Copy the records below exactly as they are written.

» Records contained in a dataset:
.....
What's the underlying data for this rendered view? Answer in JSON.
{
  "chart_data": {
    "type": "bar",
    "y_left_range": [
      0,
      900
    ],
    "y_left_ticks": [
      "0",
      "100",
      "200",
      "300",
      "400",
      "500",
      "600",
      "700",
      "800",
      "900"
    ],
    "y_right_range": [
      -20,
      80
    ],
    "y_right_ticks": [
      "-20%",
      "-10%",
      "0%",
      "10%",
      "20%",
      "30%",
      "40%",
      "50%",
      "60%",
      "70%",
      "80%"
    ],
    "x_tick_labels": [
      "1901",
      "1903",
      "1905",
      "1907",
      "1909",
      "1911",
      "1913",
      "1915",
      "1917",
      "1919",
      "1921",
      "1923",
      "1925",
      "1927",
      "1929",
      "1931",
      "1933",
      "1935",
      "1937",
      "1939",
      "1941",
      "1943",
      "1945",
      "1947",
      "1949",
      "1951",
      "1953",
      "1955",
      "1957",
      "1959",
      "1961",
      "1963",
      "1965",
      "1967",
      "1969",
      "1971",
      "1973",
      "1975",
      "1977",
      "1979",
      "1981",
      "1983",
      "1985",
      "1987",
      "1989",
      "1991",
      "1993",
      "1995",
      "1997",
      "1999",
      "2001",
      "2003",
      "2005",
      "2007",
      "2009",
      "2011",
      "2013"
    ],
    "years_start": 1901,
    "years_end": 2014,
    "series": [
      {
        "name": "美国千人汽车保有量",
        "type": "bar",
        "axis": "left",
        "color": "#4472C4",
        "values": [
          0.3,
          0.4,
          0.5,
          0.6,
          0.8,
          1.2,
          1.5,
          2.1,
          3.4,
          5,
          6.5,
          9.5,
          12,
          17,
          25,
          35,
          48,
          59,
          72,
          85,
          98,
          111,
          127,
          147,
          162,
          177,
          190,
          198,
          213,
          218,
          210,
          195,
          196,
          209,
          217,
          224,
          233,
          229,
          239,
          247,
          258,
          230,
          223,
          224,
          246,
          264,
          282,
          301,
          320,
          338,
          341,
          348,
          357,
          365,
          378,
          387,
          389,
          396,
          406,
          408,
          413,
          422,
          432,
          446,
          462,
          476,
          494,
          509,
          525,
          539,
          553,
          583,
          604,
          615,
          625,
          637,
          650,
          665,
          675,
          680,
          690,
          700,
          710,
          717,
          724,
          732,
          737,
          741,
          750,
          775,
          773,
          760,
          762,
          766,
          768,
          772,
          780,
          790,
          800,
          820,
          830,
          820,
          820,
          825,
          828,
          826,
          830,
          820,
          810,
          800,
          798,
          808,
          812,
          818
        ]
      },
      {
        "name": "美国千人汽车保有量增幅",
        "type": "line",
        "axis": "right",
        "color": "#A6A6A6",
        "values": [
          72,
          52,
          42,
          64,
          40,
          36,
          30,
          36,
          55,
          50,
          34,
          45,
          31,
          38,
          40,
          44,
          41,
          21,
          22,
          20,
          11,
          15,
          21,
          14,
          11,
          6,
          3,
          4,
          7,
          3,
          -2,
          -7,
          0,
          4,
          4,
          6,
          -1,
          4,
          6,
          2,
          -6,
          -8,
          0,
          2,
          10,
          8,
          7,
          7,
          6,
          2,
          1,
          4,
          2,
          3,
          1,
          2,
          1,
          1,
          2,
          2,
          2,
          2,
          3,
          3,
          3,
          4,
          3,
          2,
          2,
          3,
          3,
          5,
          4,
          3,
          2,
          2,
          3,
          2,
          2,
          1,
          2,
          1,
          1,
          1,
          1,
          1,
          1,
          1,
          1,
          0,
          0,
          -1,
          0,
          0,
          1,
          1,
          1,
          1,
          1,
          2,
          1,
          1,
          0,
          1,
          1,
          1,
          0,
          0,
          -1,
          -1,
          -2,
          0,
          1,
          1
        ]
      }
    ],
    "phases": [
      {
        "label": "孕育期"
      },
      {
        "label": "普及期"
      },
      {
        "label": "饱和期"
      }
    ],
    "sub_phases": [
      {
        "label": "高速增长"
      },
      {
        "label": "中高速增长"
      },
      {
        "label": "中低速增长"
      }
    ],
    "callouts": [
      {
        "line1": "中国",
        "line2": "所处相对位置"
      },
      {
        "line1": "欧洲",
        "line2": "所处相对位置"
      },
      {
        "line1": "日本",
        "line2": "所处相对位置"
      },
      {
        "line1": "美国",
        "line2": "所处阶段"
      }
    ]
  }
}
.....
» Exercise result:
What's the underlying data for this rendered view? Answer in JSON.
{
  "chart_data": {
    "type": "bar",
    "y_left_range": [
      0,
      900
    ],
    "y_left_ticks": [
      "0",
      "100",
      "200",
      "300",
      "400",
      "500",
      "600",
      "700",
      "800",
      "900"
    ],
    "y_right_range": [
      -20,
      80
    ],
    "y_right_ticks": [
      "-20%",
      "-10%",
      "0%",
      "10%",
      "20%",
      "30%",
      "40%",
      "50%",
      "60%",
      "70%",
      "80%"
    ],
    "x_tick_labels": [
      "1901",
      "1903",
      "1905",
      "1907",
      "1909",
      "1911",
      "1913",
      "1915",
      "1917",
      "1919",
      "1921",
      "1923",
      "1925",
      "1927",
      "1929",
      "1931",
      "1933",
      "1935",
      "1937",
      "1939",
      "1941",
      "1943",
      "1945",
      "1947",
      "1949",
      "1951",
      "1953",
      "1955",
      "1957",
      "1959",
      "1961",
      "1963",
      "1965",
      "1967",
      "1969",
      "1971",
      "1973",
      "1975",
      "1977",
      "1979",
      "1981",
      "1983",
      "1985",
      "1987",
      "1989",
      "1991",
      "1993",
      "1995",
      "1997",
      "1999",
      "2001",
      "2003",
      "2005",
      "2007",
      "2009",
      "2011",
      "2013"
    ],
    "years_start": 1901,
    "years_end": 2014,
    "series": [
      {
        "name": "美国千人汽车保有量",
        "type": "bar",
        "axis": "left",
        "color": "#4472C4",
        "values": [
          0.3,
          0.4,
          0.5,
          0.6,
          0.8,
          1.2,
          1.5,
          2.1,
          3.4,
          5,
          6.5,
          9.5,
          12,
          17,
          25,
          35,
          48,
          59,
          72,
          85,
          98,
          111,
          127,
          147,
          162,
          177,
          190,
          198,
          213,
          218,
          210,
          195,
          196,
          209,
          217,
          224,
          233,
          229,
          239,
          247,
          258,
          230,
          223,
          224,
          246,
          264,
          282,
          301,
          320,
          338,
          341,
          348,
          357,
          365,
          378,
          387,
          389,
          396,
          406,
          408,
          413,
          422,
          432,
          446,
          462,
          476,
          494,
          509,
          525,
          539,
          553,
          583,
          604,
          615,
          625,
          637,
          650,
          665,
          675,
          680,
          690,
          700,
          710,
          717,
          724,
          732,
          737,
          741,
          750,
          775,
          773,
          760,
          762,
          766,
          768,
          772,
          780,
          790,
          800,
          820,
          830,
          820,
          820,
          825,
          828,
          826,
          830,
          820,
          810,
          800,
          798,
          808,
          812,
          818
        ]
      },
      {
        "name": "美国千人汽车保有量增幅",
        "type": "line",
        "axis": "right",
        "color": "#A6A6A6",
        "values": [
          72,
          52,
          42,
          64,
          40,
          36,
          30,
          36,
          55,
          50,
          34,
          45,
          31,
          38,
          40,
          44,
          41,
          21,
          22,
          20,
          11,
          15,
          21,
          14,
          11,
          6,
          3,
          4,
          7,
          3,
          -2,
          -7,
          0,
          4,
          4,
          6,
          -1,
          4,
          6,
          2,
          -6,
          -8,
          0,
          2,
          10,
          8,
          7,
          7,
          6,
          2,
          1,
          4,
          2,
          3,
          1,
          2,
          1,
          1,
          2,
          2,
          2,
          2,
          3,
          3,
          3,
          4,
          3,
          2,
          2,
          3,
          3,
          5,
          4,
          3,
          2,
          2,
          3,
          2,
          2,
          1,
          2,
          1,
          1,
          1,
          1,
          1,
          1,
          1,
          1,
          0,
          0,
          -1,
          0,
          0,
          1,
          1,
          1,
          1,
          1,
          2,
          1,
          1,
          0,
          1,
          1,
          1,
          0,
          0,
          -1,
          -1,
          -2,
          0,
          1,
          1
        ]
      }
    ],
    "phases": [
      {
        "label": "孕育期"
      },
      {
        "label": "普及期"
      },
      {
        "label": "饱和期"
      }
    ],
    "sub_phases": [
      {
        "label": "高速增长"
      },
      {
        "label": "中高速增长"
      },
      {
        "label": "中低速增长"
      }
    ],
    "callouts": [
      {
        "line1": "中国",
        "line2": "所处相对位置"
      },
      {
        "line1": "欧洲",
        "line2": "所处相对位置"
      },
      {
        "line1": "日本",
        "line2": "所处相对位置"
      },
      {
        "line1": "美国",
        "line2": "所处阶段"
      }
    ]
  }
}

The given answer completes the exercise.